> _DIRECTIVE_
Write out every entry exactly as given, but omit the pictures.

(Data entries)

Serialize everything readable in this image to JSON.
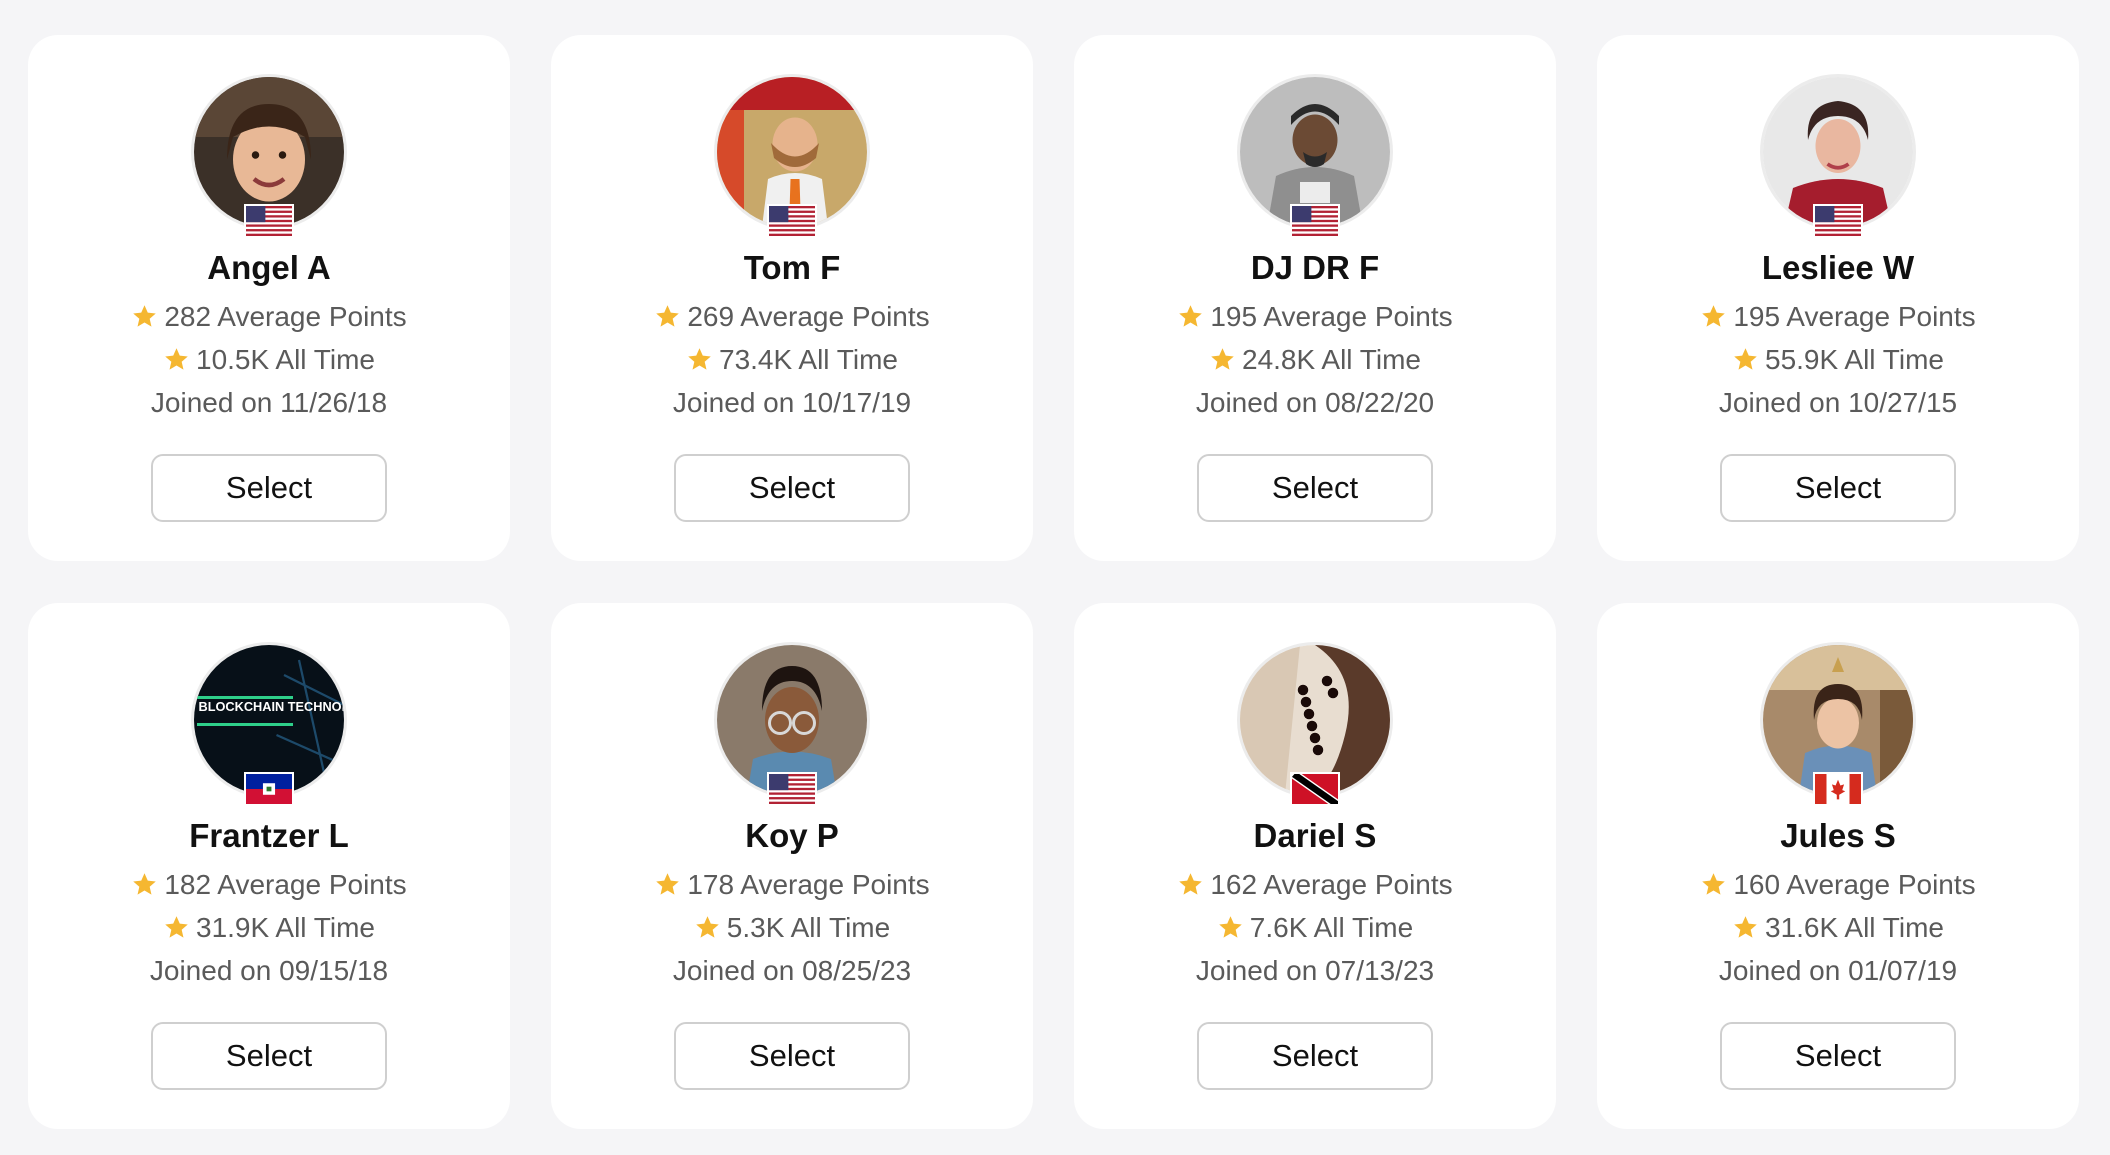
{
  "colors": {
    "background": "#f5f5f7",
    "card": "#ffffff",
    "star": "#f5b731",
    "text_primary": "#111111",
    "text_secondary": "#5a5a5a",
    "button_border": "#cfcfcf"
  },
  "users": [
    {
      "name": "Angel A",
      "average_points": "282 Average Points",
      "all_time": "10.5K All Time",
      "joined": "Joined on 11/26/18",
      "select_label": "Select",
      "flag": "us-flag-icon"
    },
    {
      "name": "Tom F",
      "average_points": "269 Average Points",
      "all_time": "73.4K All Time",
      "joined": "Joined on 10/17/19",
      "select_label": "Select",
      "flag": "us-flag-icon"
    },
    {
      "name": "DJ DR F",
      "average_points": "195 Average Points",
      "all_time": "24.8K All Time",
      "joined": "Joined on 08/22/20",
      "select_label": "Select",
      "flag": "us-flag-icon"
    },
    {
      "name": "Lesliee W",
      "average_points": "195 Average Points",
      "all_time": "55.9K All Time",
      "joined": "Joined on 10/27/15",
      "select_label": "Select",
      "flag": "us-flag-icon"
    },
    {
      "name": "Frantzer L",
      "average_points": "182 Average Points",
      "all_time": "31.9K All Time",
      "joined": "Joined on 09/15/18",
      "select_label": "Select",
      "flag": "haiti-flag-icon",
      "avatar_text": "BLOCKCHAIN TECHNOLOGY"
    },
    {
      "name": "Koy P",
      "average_points": "178 Average Points",
      "all_time": "5.3K All Time",
      "joined": "Joined on 08/25/23",
      "select_label": "Select",
      "flag": "us-flag-icon"
    },
    {
      "name": "Dariel S",
      "average_points": "162 Average Points",
      "all_time": "7.6K All Time",
      "joined": "Joined on 07/13/23",
      "select_label": "Select",
      "flag": "trinidad-flag-icon"
    },
    {
      "name": "Jules S",
      "average_points": "160 Average Points",
      "all_time": "31.6K All Time",
      "joined": "Joined on 01/07/19",
      "select_label": "Select",
      "flag": "canada-flag-icon"
    }
  ]
}
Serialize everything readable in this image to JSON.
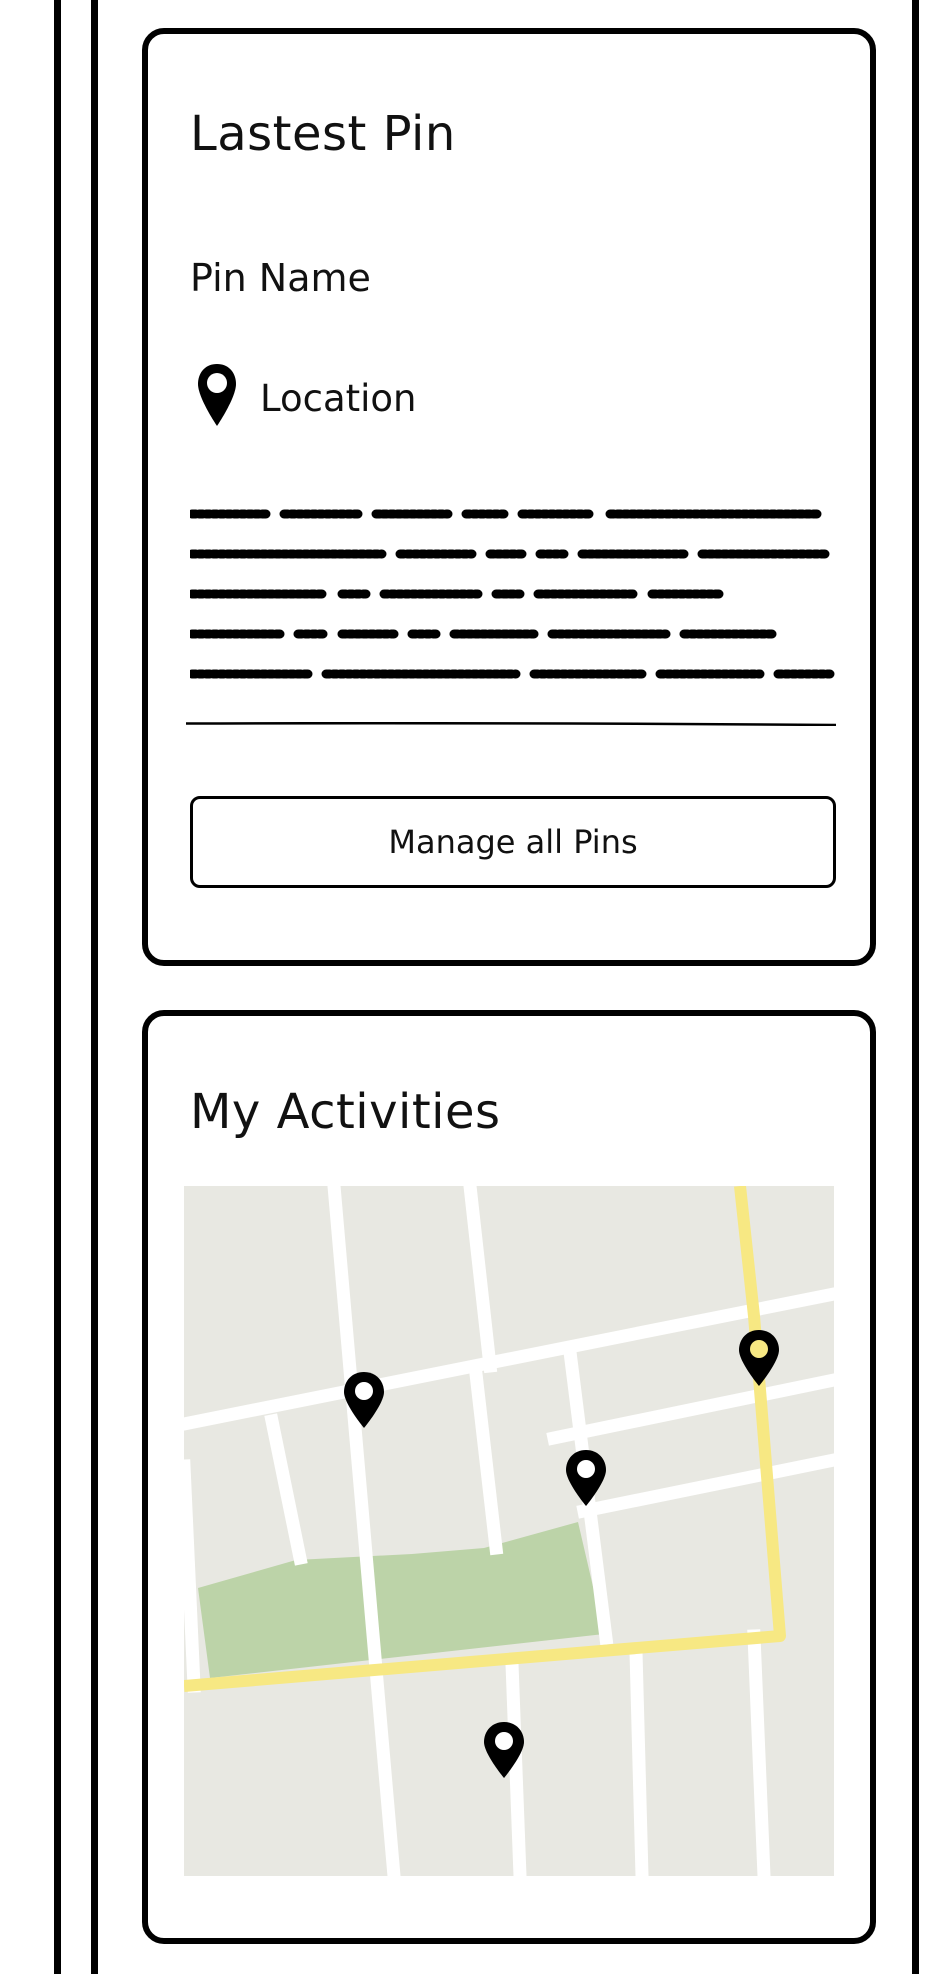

> _ANSWER TO THIS TASK_
Serialize everything readable in this image to JSON.
{
  "colors": {
    "background": "#f5f5f7",
    "card": "#ffffff",
    "star": "#f5b731",
    "text_primary": "#111111",
    "text_secondary": "#5a5a5a",
    "button_border": "#cfcfcf"
  },
  "users": [
    {
      "name": "Angel A",
      "average_points": "282 Average Points",
      "all_time": "10.5K All Time",
      "joined": "Joined on 11/26/18",
      "select_label": "Select",
      "flag": "us-flag-icon"
    },
    {
      "name": "Tom F",
      "average_points": "269 Average Points",
      "all_time": "73.4K All Time",
      "joined": "Joined on 10/17/19",
      "select_label": "Select",
      "flag": "us-flag-icon"
    },
    {
      "name": "DJ DR F",
      "average_points": "195 Average Points",
      "all_time": "24.8K All Time",
      "joined": "Joined on 08/22/20",
      "select_label": "Select",
      "flag": "us-flag-icon"
    },
    {
      "name": "Lesliee W",
      "average_points": "195 Average Points",
      "all_time": "55.9K All Time",
      "joined": "Joined on 10/27/15",
      "select_label": "Select",
      "flag": "us-flag-icon"
    },
    {
      "name": "Frantzer L",
      "average_points": "182 Average Points",
      "all_time": "31.9K All Time",
      "joined": "Joined on 09/15/18",
      "select_label": "Select",
      "flag": "haiti-flag-icon",
      "avatar_text": "BLOCKCHAIN TECHNOLOGY"
    },
    {
      "name": "Koy P",
      "average_points": "178 Average Points",
      "all_time": "5.3K All Time",
      "joined": "Joined on 08/25/23",
      "select_label": "Select",
      "flag": "us-flag-icon"
    },
    {
      "name": "Dariel S",
      "average_points": "162 Average Points",
      "all_time": "7.6K All Time",
      "joined": "Joined on 07/13/23",
      "select_label": "Select",
      "flag": "trinidad-flag-icon"
    },
    {
      "name": "Jules S",
      "average_points": "160 Average Points",
      "all_time": "31.6K All Time",
      "joined": "Joined on 01/07/19",
      "select_label": "Select",
      "flag": "canada-flag-icon"
    }
  ]
}
Serialize everything readable in this image to JSON.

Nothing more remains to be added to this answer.